• [DATA SUPPLIED]:
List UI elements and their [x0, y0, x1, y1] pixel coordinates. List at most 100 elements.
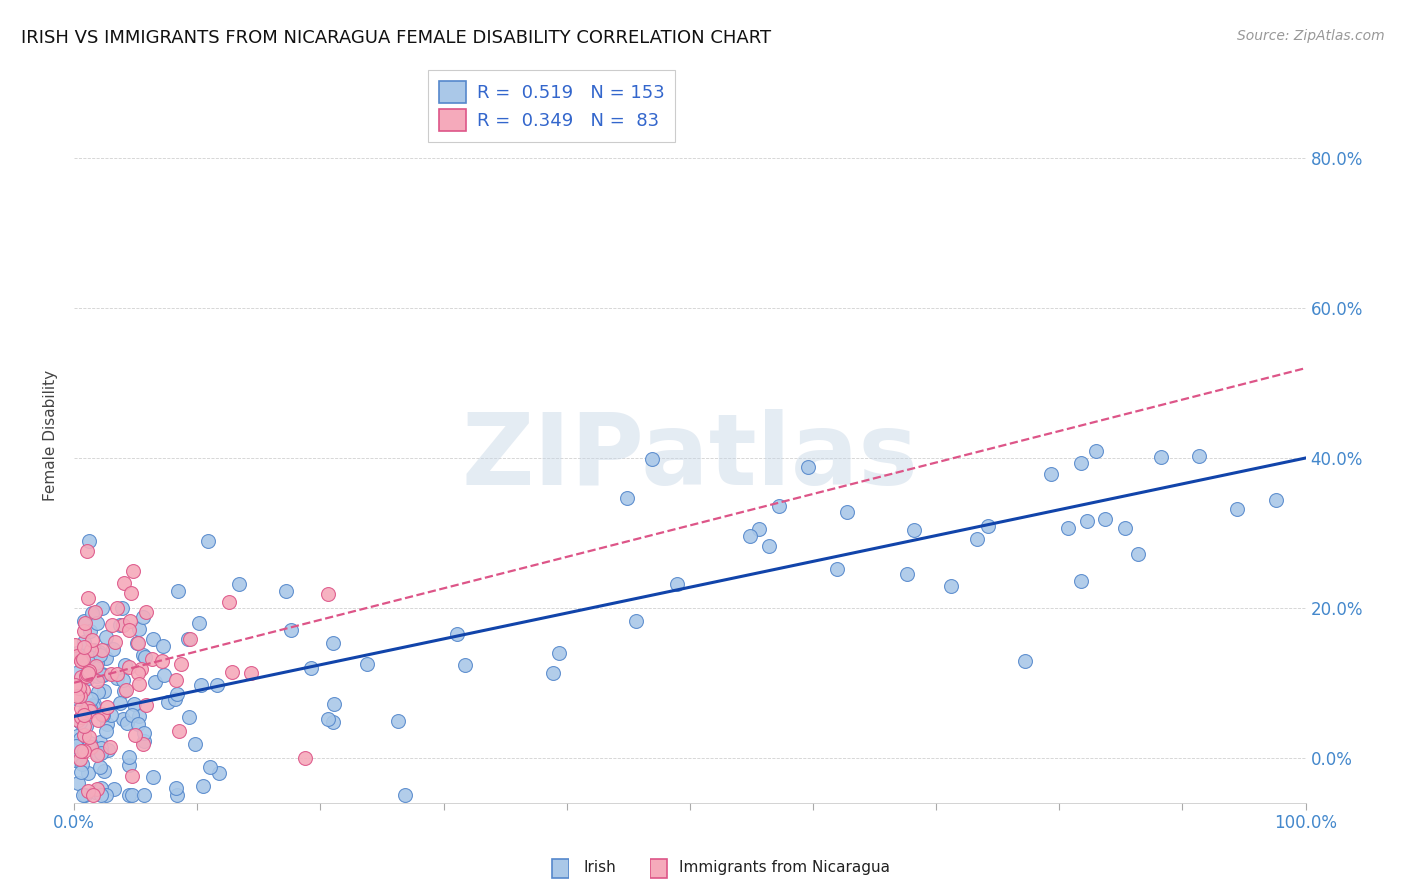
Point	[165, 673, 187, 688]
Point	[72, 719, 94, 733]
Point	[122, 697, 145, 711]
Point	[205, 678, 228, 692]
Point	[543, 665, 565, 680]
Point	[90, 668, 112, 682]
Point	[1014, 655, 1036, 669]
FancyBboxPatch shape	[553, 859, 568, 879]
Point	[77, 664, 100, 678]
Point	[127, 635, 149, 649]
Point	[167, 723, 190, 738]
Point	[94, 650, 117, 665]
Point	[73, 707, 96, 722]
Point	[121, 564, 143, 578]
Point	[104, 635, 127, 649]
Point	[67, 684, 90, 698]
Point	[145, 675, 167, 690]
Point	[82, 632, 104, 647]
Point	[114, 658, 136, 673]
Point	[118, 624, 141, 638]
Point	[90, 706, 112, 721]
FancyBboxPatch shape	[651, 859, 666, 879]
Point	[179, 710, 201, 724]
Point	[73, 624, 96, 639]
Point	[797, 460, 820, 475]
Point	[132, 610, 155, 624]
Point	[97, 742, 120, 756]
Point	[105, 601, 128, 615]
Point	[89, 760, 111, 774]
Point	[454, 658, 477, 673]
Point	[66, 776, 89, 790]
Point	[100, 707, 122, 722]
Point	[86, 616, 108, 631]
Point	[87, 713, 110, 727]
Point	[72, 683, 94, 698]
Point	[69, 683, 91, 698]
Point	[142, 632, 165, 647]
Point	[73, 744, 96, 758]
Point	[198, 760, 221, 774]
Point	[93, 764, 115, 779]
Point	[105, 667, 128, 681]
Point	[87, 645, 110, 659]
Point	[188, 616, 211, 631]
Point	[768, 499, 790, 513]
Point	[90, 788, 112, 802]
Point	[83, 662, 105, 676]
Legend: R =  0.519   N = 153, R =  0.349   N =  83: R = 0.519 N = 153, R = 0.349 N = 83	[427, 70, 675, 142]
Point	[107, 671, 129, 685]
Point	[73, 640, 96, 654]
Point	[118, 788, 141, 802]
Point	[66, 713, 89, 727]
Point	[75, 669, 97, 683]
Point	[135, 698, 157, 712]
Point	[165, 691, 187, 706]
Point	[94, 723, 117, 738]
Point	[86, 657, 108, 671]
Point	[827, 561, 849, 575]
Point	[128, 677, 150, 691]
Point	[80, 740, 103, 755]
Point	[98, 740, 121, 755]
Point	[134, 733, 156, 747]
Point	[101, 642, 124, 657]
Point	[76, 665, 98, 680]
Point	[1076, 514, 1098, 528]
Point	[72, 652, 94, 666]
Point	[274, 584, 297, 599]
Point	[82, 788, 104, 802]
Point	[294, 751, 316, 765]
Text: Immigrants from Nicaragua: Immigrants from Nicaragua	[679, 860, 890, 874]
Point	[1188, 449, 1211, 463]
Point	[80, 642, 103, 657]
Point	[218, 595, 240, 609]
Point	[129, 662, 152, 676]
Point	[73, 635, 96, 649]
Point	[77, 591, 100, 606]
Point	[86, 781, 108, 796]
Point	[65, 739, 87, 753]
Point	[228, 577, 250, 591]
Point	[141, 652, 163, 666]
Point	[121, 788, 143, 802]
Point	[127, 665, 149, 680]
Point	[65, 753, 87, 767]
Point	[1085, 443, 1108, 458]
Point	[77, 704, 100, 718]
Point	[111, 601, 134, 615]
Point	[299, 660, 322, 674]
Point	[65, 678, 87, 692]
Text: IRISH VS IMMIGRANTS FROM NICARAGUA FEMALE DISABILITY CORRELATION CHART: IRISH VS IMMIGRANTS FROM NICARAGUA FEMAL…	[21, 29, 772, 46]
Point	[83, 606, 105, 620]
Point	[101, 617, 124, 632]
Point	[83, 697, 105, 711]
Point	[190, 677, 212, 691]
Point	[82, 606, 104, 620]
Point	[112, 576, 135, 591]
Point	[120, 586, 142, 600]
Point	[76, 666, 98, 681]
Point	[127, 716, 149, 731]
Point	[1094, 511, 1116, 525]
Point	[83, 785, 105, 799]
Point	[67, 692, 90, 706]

• [WORK TO BE COMPLETED]:
Please reproduce every line of the items above word for word, with the pictures left out of your answer.

• [CORRECT RESULT]:
List UI elements and their [x0, y0, x1, y1] pixel coordinates. List at most 100 elements.
Point	[165, 673, 187, 688]
Point	[72, 719, 94, 733]
Point	[122, 697, 145, 711]
Point	[205, 678, 228, 692]
Point	[543, 665, 565, 680]
Point	[90, 668, 112, 682]
Point	[1014, 655, 1036, 669]
FancyBboxPatch shape	[553, 859, 568, 879]
Point	[77, 664, 100, 678]
Point	[127, 635, 149, 649]
Point	[167, 723, 190, 738]
Point	[94, 650, 117, 665]
Point	[73, 707, 96, 722]
Point	[121, 564, 143, 578]
Point	[104, 635, 127, 649]
Point	[67, 684, 90, 698]
Point	[145, 675, 167, 690]
Point	[82, 632, 104, 647]
Point	[114, 658, 136, 673]
Point	[118, 624, 141, 638]
Point	[90, 706, 112, 721]
FancyBboxPatch shape	[651, 859, 666, 879]
Point	[179, 710, 201, 724]
Point	[73, 624, 96, 639]
Point	[797, 460, 820, 475]
Point	[132, 610, 155, 624]
Point	[97, 742, 120, 756]
Point	[105, 601, 128, 615]
Point	[89, 760, 111, 774]
Point	[454, 658, 477, 673]
Point	[66, 776, 89, 790]
Point	[100, 707, 122, 722]
Point	[86, 616, 108, 631]
Point	[87, 713, 110, 727]
Point	[72, 683, 94, 698]
Point	[69, 683, 91, 698]
Point	[142, 632, 165, 647]
Point	[73, 744, 96, 758]
Point	[198, 760, 221, 774]
Point	[93, 764, 115, 779]
Point	[105, 667, 128, 681]
Point	[87, 645, 110, 659]
Point	[188, 616, 211, 631]
Point	[768, 499, 790, 513]
Point	[90, 788, 112, 802]
Point	[83, 662, 105, 676]
Legend: R =  0.519   N = 153, R =  0.349   N =  83: R = 0.519 N = 153, R = 0.349 N = 83	[427, 70, 675, 142]
Point	[107, 671, 129, 685]
Point	[73, 640, 96, 654]
Point	[118, 788, 141, 802]
Point	[66, 713, 89, 727]
Point	[75, 669, 97, 683]
Point	[135, 698, 157, 712]
Point	[165, 691, 187, 706]
Point	[94, 723, 117, 738]
Point	[86, 657, 108, 671]
Point	[827, 561, 849, 575]
Point	[128, 677, 150, 691]
Point	[80, 740, 103, 755]
Point	[98, 740, 121, 755]
Point	[134, 733, 156, 747]
Point	[101, 642, 124, 657]
Point	[76, 665, 98, 680]
Point	[1076, 514, 1098, 528]
Point	[72, 652, 94, 666]
Point	[274, 584, 297, 599]
Point	[82, 788, 104, 802]
Point	[294, 751, 316, 765]
Text: Immigrants from Nicaragua: Immigrants from Nicaragua	[679, 860, 890, 874]
Point	[1188, 449, 1211, 463]
Point	[80, 642, 103, 657]
Point	[218, 595, 240, 609]
Point	[129, 662, 152, 676]
Point	[73, 635, 96, 649]
Point	[77, 591, 100, 606]
Point	[86, 781, 108, 796]
Point	[65, 739, 87, 753]
Point	[228, 577, 250, 591]
Point	[141, 652, 163, 666]
Point	[121, 788, 143, 802]
Point	[127, 665, 149, 680]
Point	[65, 753, 87, 767]
Point	[1085, 443, 1108, 458]
Point	[77, 704, 100, 718]
Point	[111, 601, 134, 615]
Point	[299, 660, 322, 674]
Point	[65, 678, 87, 692]
Text: IRISH VS IMMIGRANTS FROM NICARAGUA FEMALE DISABILITY CORRELATION CHART: IRISH VS IMMIGRANTS FROM NICARAGUA FEMAL…	[21, 29, 772, 46]
Point	[83, 606, 105, 620]
Point	[101, 617, 124, 632]
Point	[83, 697, 105, 711]
Point	[190, 677, 212, 691]
Point	[82, 606, 104, 620]
Point	[112, 576, 135, 591]
Point	[120, 586, 142, 600]
Point	[76, 666, 98, 681]
Point	[127, 716, 149, 731]
Point	[1094, 511, 1116, 525]
Point	[83, 785, 105, 799]
Point	[67, 692, 90, 706]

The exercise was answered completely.